==== DATA FOR THIS EXERCISE
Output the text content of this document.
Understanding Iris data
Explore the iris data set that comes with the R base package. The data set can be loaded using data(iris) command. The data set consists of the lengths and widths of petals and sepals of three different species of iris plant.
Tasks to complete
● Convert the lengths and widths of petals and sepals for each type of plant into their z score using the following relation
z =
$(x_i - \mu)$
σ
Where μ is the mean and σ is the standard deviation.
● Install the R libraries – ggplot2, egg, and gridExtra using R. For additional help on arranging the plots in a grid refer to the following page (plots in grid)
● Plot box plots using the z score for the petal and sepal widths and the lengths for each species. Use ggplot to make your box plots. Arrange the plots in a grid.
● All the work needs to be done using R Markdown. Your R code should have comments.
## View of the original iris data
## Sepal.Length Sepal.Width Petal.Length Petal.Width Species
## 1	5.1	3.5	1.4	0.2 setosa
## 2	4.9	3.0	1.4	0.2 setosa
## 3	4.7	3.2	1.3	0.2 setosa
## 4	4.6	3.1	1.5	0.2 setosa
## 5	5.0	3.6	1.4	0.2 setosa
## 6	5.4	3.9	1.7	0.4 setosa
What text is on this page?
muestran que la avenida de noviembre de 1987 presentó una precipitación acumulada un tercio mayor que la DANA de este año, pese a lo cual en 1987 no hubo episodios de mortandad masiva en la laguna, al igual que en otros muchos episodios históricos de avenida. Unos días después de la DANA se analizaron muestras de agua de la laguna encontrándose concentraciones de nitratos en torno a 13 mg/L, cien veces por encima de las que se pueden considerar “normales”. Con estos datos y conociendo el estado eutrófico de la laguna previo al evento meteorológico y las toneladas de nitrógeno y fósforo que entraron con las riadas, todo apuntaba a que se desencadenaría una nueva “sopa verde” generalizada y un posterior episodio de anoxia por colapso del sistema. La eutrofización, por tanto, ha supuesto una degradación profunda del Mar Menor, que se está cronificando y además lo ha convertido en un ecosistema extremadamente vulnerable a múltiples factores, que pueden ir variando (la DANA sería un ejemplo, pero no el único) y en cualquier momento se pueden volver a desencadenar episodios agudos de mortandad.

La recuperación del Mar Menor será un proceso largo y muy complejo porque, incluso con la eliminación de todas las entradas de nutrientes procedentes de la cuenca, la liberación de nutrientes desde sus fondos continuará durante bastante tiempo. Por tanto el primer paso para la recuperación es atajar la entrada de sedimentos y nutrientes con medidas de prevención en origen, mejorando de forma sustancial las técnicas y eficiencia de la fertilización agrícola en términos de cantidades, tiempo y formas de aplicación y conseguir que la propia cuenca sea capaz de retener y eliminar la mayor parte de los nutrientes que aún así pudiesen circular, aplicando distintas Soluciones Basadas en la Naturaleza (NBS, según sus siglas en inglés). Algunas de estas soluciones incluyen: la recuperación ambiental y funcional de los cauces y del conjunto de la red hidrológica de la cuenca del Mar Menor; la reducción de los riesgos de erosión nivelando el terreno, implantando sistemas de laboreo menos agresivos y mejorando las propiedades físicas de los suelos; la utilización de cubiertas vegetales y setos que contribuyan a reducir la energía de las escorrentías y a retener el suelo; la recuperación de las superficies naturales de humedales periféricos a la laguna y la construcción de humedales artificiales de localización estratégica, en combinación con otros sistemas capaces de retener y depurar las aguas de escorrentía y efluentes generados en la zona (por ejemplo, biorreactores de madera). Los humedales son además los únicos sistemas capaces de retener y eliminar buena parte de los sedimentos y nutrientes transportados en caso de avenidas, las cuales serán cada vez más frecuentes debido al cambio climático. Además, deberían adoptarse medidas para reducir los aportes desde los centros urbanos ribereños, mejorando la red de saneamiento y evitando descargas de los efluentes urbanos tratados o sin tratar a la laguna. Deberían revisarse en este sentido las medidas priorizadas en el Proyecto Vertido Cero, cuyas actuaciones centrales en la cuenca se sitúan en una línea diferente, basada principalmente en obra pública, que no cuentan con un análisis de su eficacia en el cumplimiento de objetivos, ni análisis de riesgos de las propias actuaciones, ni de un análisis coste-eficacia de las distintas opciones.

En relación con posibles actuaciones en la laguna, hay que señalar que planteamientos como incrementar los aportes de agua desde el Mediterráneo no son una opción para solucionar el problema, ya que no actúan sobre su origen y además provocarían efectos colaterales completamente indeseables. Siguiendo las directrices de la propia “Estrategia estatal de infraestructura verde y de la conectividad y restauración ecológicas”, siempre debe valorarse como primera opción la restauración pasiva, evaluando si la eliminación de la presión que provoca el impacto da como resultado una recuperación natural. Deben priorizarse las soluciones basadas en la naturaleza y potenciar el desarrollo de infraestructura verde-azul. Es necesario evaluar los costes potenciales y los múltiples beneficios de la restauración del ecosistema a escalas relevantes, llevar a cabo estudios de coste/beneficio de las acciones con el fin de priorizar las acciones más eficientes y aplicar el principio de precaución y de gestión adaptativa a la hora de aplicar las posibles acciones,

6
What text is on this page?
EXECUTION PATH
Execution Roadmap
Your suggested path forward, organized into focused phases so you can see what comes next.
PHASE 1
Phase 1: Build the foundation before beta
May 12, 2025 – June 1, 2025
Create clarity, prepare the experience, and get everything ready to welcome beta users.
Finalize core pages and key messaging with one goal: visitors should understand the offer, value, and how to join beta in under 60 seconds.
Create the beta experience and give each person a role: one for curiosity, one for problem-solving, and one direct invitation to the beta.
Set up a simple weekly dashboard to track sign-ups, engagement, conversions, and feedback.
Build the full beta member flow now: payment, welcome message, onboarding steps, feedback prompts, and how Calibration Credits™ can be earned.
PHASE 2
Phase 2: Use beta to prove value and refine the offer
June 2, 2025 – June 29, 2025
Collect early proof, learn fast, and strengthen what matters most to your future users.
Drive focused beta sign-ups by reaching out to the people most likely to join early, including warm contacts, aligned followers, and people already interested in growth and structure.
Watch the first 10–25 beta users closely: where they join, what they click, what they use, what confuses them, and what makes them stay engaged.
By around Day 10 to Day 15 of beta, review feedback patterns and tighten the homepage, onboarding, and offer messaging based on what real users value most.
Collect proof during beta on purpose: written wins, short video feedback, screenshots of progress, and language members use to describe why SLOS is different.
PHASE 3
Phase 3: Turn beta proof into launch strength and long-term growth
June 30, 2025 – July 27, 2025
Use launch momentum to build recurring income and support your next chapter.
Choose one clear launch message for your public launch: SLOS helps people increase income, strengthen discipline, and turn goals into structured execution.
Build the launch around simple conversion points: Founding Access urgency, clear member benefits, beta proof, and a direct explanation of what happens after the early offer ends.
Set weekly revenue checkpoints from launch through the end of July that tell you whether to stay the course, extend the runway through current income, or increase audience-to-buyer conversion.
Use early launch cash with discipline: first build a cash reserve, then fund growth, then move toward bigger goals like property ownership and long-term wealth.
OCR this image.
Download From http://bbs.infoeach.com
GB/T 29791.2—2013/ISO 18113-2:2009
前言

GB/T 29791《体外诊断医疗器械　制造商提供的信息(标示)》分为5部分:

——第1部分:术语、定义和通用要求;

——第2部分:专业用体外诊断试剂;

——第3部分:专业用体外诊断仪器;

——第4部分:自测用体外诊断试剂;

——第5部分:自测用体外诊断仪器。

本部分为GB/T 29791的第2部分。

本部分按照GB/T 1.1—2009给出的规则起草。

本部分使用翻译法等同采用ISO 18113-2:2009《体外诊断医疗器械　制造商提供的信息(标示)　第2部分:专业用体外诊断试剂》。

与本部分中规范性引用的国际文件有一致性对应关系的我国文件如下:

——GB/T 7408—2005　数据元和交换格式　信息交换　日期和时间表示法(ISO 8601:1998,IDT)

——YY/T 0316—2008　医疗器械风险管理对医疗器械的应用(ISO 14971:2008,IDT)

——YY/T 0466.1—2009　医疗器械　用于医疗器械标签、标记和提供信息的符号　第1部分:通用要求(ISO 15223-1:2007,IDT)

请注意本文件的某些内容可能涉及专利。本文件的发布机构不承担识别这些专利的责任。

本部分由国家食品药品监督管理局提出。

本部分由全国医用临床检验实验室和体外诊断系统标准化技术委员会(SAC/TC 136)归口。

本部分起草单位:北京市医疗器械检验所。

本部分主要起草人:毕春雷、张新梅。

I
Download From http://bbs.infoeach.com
========
### STATED TASK
Scan the records above for the string "welcome", then select every line that holds it.

### COMPLETE OUTPUT
Create clarity, prepare the experience, and get everything ready to welcome beta users.
Build the full beta member flow now: payment, welcome message, onboarding steps, feedback prompts, and how Calibration Credits™ can be earned.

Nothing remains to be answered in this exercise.